> **PROVIDED DATA**:
— Begin —
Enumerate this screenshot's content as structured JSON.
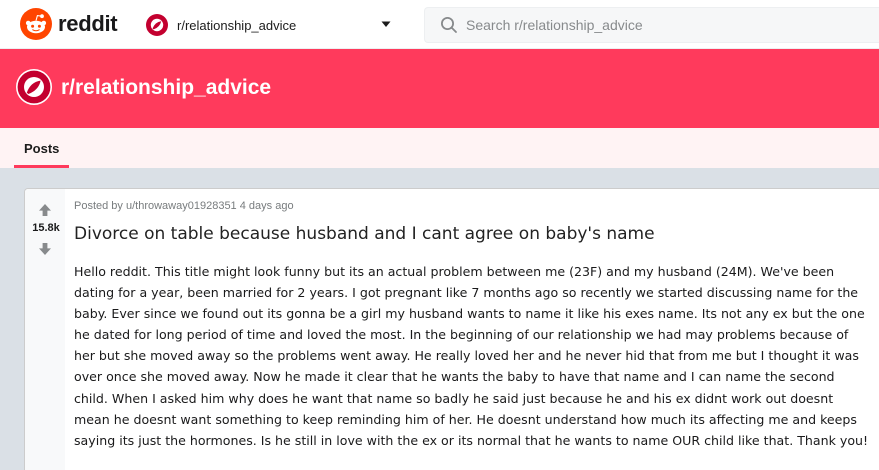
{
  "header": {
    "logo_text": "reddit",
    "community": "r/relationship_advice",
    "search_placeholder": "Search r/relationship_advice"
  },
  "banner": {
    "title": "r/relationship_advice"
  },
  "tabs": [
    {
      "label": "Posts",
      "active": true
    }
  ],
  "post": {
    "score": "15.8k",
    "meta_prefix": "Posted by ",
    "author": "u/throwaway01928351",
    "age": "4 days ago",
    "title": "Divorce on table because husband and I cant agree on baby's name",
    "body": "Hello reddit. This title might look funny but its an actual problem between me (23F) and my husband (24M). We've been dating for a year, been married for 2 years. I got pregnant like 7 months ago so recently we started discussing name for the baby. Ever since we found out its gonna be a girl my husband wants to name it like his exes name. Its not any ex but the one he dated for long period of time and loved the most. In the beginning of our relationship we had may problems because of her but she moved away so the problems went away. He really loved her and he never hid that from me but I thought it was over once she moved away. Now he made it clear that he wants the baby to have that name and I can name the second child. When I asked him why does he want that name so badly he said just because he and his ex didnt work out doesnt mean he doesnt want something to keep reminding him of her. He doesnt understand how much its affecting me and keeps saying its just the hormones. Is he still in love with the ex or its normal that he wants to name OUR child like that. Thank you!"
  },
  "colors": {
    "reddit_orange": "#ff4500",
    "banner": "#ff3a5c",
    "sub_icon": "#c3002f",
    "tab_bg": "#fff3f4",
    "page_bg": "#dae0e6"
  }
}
— End —
— Begin —
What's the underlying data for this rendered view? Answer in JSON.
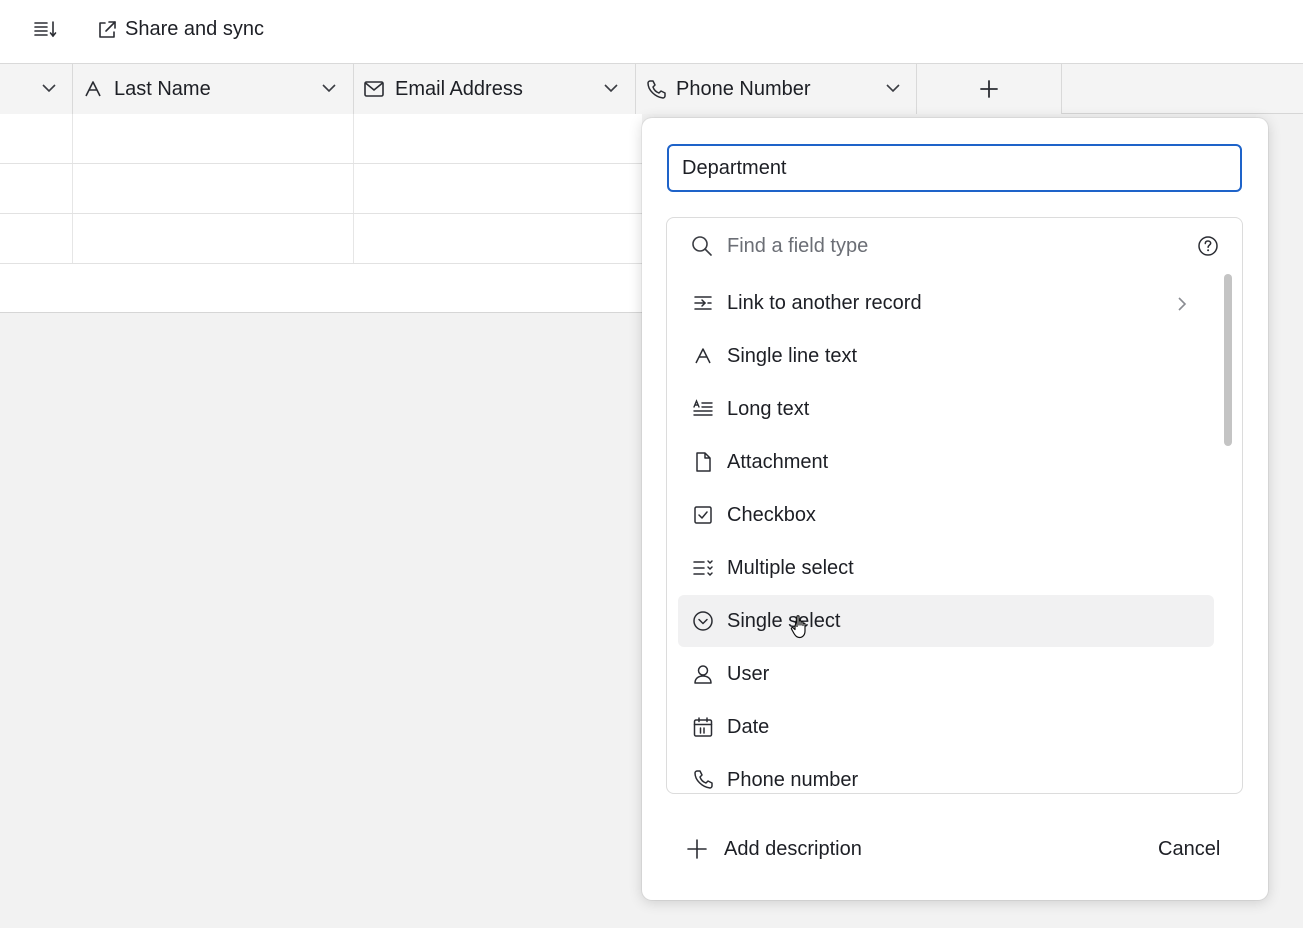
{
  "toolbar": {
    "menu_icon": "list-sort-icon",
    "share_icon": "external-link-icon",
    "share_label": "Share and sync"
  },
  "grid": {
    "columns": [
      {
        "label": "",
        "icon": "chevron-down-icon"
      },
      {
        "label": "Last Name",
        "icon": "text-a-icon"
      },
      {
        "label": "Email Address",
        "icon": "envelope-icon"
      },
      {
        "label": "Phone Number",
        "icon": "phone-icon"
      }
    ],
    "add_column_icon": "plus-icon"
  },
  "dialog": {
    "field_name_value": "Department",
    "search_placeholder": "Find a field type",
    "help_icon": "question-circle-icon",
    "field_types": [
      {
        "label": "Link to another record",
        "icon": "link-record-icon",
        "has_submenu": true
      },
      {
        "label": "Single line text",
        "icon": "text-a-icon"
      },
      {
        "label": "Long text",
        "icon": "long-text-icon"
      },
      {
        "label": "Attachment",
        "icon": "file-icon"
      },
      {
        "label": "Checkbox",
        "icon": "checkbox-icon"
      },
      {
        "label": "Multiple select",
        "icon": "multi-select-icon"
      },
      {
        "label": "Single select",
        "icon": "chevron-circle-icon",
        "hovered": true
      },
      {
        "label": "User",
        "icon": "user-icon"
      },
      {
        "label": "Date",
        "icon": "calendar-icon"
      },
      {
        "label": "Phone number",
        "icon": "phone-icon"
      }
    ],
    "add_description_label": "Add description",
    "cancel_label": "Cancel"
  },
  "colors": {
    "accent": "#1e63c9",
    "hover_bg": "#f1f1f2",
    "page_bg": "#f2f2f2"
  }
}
— End —
— Begin —
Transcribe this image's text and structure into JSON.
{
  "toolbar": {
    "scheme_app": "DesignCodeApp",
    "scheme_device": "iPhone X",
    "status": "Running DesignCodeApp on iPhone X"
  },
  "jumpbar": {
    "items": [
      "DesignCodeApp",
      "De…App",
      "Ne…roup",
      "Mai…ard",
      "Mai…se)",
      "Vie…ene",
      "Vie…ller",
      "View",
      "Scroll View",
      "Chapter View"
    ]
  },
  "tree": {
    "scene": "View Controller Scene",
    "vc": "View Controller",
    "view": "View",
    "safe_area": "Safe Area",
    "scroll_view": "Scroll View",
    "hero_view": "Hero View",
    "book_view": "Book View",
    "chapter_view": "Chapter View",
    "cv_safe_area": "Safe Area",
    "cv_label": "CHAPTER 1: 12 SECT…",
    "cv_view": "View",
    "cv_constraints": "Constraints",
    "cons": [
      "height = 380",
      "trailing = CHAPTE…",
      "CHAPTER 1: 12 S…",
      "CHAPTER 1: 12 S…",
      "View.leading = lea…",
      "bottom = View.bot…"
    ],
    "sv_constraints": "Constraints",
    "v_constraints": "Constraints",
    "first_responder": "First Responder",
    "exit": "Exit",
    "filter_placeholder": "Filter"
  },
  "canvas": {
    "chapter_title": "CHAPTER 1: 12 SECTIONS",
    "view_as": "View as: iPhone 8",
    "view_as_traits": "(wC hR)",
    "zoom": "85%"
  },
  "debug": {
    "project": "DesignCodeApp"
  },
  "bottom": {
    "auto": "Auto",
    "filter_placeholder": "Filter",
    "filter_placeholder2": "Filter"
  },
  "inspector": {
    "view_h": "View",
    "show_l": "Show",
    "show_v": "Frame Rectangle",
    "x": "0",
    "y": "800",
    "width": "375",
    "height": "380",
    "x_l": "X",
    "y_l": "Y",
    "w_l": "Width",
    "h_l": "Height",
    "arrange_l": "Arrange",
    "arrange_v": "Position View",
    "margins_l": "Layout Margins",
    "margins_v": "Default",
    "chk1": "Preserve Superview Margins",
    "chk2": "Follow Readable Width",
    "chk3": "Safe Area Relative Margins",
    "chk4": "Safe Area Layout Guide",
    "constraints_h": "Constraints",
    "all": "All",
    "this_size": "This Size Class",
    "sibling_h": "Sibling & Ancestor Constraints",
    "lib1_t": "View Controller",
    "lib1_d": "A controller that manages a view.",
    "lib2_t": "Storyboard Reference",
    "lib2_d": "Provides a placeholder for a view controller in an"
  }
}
— End —
> **YOUR INSTRUCTIONS**: Check each line of the listing above for the string "Constraints", then report only how many lines have it.

> **FULL SOLUTION**: 5